Stored data entries:
- - - - -

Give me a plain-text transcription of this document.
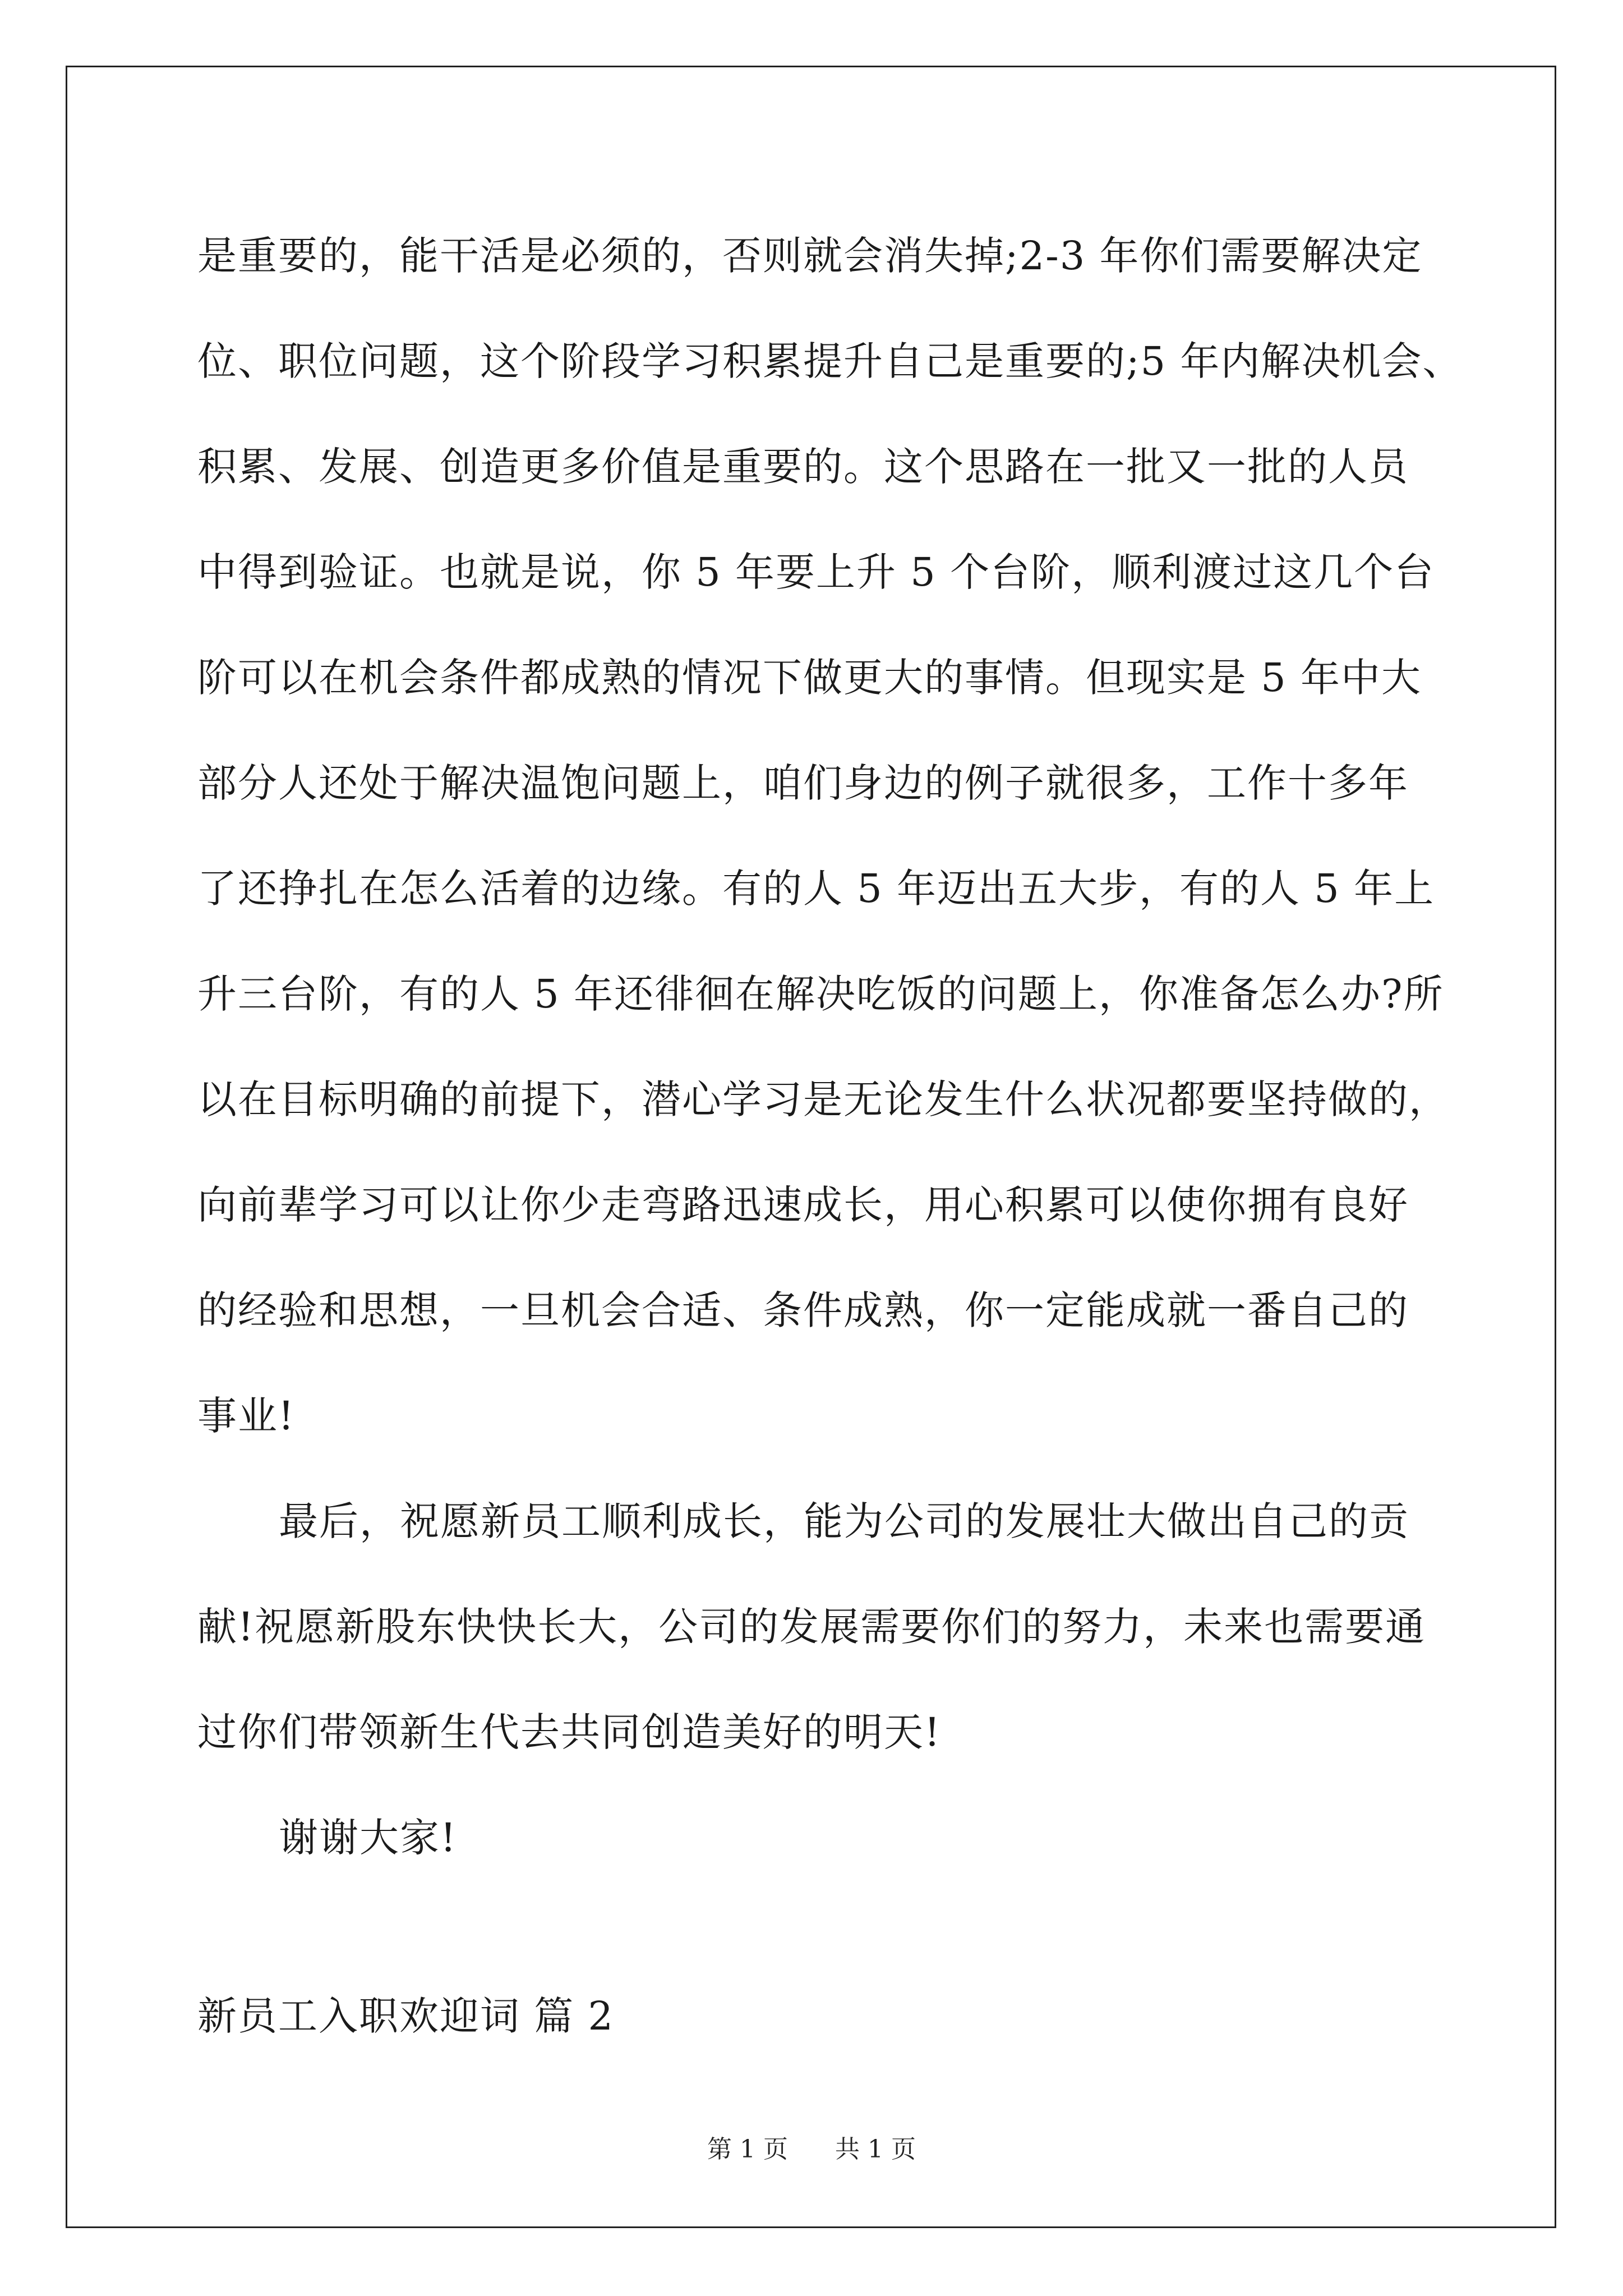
是重要的，能干活是必须的，否则就会消失掉;2-3 年你们需要解决定
位、职位问题，这个阶段学习积累提升自己是重要的;5 年内解决机会、
积累、发展、创造更多价值是重要的。这个思路在一批又一批的人员
中得到验证。也就是说，你 5 年要上升 5 个台阶，顺利渡过这几个台
阶可以在机会条件都成熟的情况下做更大的事情。但现实是 5 年中大
部分人还处于解决温饱问题上，咱们身边的例子就很多，工作十多年
了还挣扎在怎么活着的边缘。有的人 5 年迈出五大步，有的人 5 年上
升三台阶，有的人 5 年还徘徊在解决吃饭的问题上，你准备怎么办?所
以在目标明确的前提下，潜心学习是无论发生什么状况都要坚持做的，
向前辈学习可以让你少走弯路迅速成长，用心积累可以使你拥有良好
的经验和思想，一旦机会合适、条件成熟，你一定能成就一番自己的
事业!
最后，祝愿新员工顺利成长，能为公司的发展壮大做出自己的贡
献!祝愿新股东快快长大，公司的发展需要你们的努力，未来也需要通
过你们带领新生代去共同创造美好的明天!
谢谢大家!
新员工入职欢迎词 篇 2
第 1 页 共 1 页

- - - - -

→ Exercise
Your task is to repeat the material above exactly, without its pictures.

→ Response to the task
Give me a plain-text transcription of this document.
是重要的，能干活是必须的，否则就会消失掉;2-3 年你们需要解决定
位、职位问题，这个阶段学习积累提升自己是重要的;5 年内解决机会、
积累、发展、创造更多价值是重要的。这个思路在一批又一批的人员
中得到验证。也就是说，你 5 年要上升 5 个台阶，顺利渡过这几个台
阶可以在机会条件都成熟的情况下做更大的事情。但现实是 5 年中大
部分人还处于解决温饱问题上，咱们身边的例子就很多，工作十多年
了还挣扎在怎么活着的边缘。有的人 5 年迈出五大步，有的人 5 年上
升三台阶，有的人 5 年还徘徊在解决吃饭的问题上，你准备怎么办?所
以在目标明确的前提下，潜心学习是无论发生什么状况都要坚持做的，
向前辈学习可以让你少走弯路迅速成长，用心积累可以使你拥有良好
的经验和思想，一旦机会合适、条件成熟，你一定能成就一番自己的
事业!
最后，祝愿新员工顺利成长，能为公司的发展壮大做出自己的贡
献!祝愿新股东快快长大，公司的发展需要你们的努力，未来也需要通
过你们带领新生代去共同创造美好的明天!
谢谢大家!
新员工入职欢迎词 篇 2
第 1 页 共 1 页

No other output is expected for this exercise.